### EXERCISE DETAILS
All entries below are to be set down again, identical to the source.

□ □ □ □

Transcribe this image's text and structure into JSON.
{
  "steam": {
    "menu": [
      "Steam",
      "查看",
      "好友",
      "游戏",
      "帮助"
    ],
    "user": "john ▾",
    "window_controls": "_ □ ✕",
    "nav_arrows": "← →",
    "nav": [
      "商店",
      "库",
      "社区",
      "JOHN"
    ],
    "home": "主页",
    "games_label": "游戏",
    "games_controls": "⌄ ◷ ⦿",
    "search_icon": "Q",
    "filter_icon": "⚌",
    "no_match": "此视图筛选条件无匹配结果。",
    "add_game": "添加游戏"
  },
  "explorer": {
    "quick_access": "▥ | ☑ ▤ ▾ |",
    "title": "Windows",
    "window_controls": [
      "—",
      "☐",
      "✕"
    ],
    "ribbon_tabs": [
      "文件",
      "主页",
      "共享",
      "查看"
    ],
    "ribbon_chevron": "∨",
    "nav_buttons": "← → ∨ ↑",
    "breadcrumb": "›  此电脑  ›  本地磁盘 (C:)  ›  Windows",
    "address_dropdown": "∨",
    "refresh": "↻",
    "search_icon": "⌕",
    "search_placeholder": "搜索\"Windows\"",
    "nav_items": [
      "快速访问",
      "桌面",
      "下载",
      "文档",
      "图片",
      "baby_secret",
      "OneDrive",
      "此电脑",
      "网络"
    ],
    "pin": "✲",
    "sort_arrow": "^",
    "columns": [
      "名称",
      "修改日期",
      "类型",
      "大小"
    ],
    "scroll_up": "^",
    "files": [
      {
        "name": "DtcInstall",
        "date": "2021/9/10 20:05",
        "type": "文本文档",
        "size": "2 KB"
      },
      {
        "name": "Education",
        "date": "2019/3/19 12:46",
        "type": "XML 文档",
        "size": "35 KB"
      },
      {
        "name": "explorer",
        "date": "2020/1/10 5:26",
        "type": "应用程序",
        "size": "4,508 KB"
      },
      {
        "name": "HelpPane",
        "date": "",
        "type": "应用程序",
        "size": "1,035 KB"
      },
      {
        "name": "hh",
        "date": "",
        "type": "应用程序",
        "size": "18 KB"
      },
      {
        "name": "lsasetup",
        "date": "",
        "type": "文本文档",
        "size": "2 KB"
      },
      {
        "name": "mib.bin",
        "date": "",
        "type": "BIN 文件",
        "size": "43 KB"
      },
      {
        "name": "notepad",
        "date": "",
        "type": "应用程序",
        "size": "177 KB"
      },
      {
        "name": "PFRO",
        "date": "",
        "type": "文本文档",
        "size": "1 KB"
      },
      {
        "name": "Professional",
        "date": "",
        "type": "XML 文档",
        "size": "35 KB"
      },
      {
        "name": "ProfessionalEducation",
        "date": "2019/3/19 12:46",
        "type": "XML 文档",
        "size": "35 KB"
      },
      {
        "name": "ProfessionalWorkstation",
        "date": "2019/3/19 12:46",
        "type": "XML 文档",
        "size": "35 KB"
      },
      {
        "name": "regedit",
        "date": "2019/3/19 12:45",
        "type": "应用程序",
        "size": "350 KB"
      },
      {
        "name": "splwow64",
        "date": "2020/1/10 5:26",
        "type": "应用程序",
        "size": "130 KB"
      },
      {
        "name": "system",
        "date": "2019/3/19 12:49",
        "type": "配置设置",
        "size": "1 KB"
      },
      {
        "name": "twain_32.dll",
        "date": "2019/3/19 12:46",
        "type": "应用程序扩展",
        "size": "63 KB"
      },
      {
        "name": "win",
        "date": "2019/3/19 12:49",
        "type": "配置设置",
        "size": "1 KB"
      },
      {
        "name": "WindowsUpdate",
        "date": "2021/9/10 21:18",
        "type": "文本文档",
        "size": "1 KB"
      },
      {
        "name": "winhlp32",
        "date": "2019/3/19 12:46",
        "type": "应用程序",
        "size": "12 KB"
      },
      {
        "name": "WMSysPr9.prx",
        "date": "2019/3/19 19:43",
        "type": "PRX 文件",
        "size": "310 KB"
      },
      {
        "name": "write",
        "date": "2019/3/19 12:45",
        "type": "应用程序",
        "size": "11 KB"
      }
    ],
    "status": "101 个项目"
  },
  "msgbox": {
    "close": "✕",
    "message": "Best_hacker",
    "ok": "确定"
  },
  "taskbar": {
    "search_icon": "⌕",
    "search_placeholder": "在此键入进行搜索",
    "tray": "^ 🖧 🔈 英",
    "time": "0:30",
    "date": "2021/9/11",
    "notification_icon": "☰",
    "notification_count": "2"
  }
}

□ □ □ □

### ANSWER TO THE PROBLEM
Transcribe this image's text and structure into JSON.
{
  "steam": {
    "menu": [
      "Steam",
      "查看",
      "好友",
      "游戏",
      "帮助"
    ],
    "user": "john ▾",
    "window_controls": "_ □ ✕",
    "nav_arrows": "← →",
    "nav": [
      "商店",
      "库",
      "社区",
      "JOHN"
    ],
    "home": "主页",
    "games_label": "游戏",
    "games_controls": "⌄ ◷ ⦿",
    "search_icon": "Q",
    "filter_icon": "⚌",
    "no_match": "此视图筛选条件无匹配结果。",
    "add_game": "添加游戏"
  },
  "explorer": {
    "quick_access": "▥ | ☑ ▤ ▾ |",
    "title": "Windows",
    "window_controls": [
      "—",
      "☐",
      "✕"
    ],
    "ribbon_tabs": [
      "文件",
      "主页",
      "共享",
      "查看"
    ],
    "ribbon_chevron": "∨",
    "nav_buttons": "← → ∨ ↑",
    "breadcrumb": "›  此电脑  ›  本地磁盘 (C:)  ›  Windows",
    "address_dropdown": "∨",
    "refresh": "↻",
    "search_icon": "⌕",
    "search_placeholder": "搜索\"Windows\"",
    "nav_items": [
      "快速访问",
      "桌面",
      "下载",
      "文档",
      "图片",
      "baby_secret",
      "OneDrive",
      "此电脑",
      "网络"
    ],
    "pin": "✲",
    "sort_arrow": "^",
    "columns": [
      "名称",
      "修改日期",
      "类型",
      "大小"
    ],
    "scroll_up": "^",
    "files": [
      {
        "name": "DtcInstall",
        "date": "2021/9/10 20:05",
        "type": "文本文档",
        "size": "2 KB"
      },
      {
        "name": "Education",
        "date": "2019/3/19 12:46",
        "type": "XML 文档",
        "size": "35 KB"
      },
      {
        "name": "explorer",
        "date": "2020/1/10 5:26",
        "type": "应用程序",
        "size": "4,508 KB"
      },
      {
        "name": "HelpPane",
        "date": "",
        "type": "应用程序",
        "size": "1,035 KB"
      },
      {
        "name": "hh",
        "date": "",
        "type": "应用程序",
        "size": "18 KB"
      },
      {
        "name": "lsasetup",
        "date": "",
        "type": "文本文档",
        "size": "2 KB"
      },
      {
        "name": "mib.bin",
        "date": "",
        "type": "BIN 文件",
        "size": "43 KB"
      },
      {
        "name": "notepad",
        "date": "",
        "type": "应用程序",
        "size": "177 KB"
      },
      {
        "name": "PFRO",
        "date": "",
        "type": "文本文档",
        "size": "1 KB"
      },
      {
        "name": "Professional",
        "date": "",
        "type": "XML 文档",
        "size": "35 KB"
      },
      {
        "name": "ProfessionalEducation",
        "date": "2019/3/19 12:46",
        "type": "XML 文档",
        "size": "35 KB"
      },
      {
        "name": "ProfessionalWorkstation",
        "date": "2019/3/19 12:46",
        "type": "XML 文档",
        "size": "35 KB"
      },
      {
        "name": "regedit",
        "date": "2019/3/19 12:45",
        "type": "应用程序",
        "size": "350 KB"
      },
      {
        "name": "splwow64",
        "date": "2020/1/10 5:26",
        "type": "应用程序",
        "size": "130 KB"
      },
      {
        "name": "system",
        "date": "2019/3/19 12:49",
        "type": "配置设置",
        "size": "1 KB"
      },
      {
        "name": "twain_32.dll",
        "date": "2019/3/19 12:46",
        "type": "应用程序扩展",
        "size": "63 KB"
      },
      {
        "name": "win",
        "date": "2019/3/19 12:49",
        "type": "配置设置",
        "size": "1 KB"
      },
      {
        "name": "WindowsUpdate",
        "date": "2021/9/10 21:18",
        "type": "文本文档",
        "size": "1 KB"
      },
      {
        "name": "winhlp32",
        "date": "2019/3/19 12:46",
        "type": "应用程序",
        "size": "12 KB"
      },
      {
        "name": "WMSysPr9.prx",
        "date": "2019/3/19 19:43",
        "type": "PRX 文件",
        "size": "310 KB"
      },
      {
        "name": "write",
        "date": "2019/3/19 12:45",
        "type": "应用程序",
        "size": "11 KB"
      }
    ],
    "status": "101 个项目"
  },
  "msgbox": {
    "close": "✕",
    "message": "Best_hacker",
    "ok": "确定"
  },
  "taskbar": {
    "search_icon": "⌕",
    "search_placeholder": "在此键入进行搜索",
    "tray": "^ 🖧 🔈 英",
    "time": "0:30",
    "date": "2021/9/11",
    "notification_icon": "☰",
    "notification_count": "2"
  }
}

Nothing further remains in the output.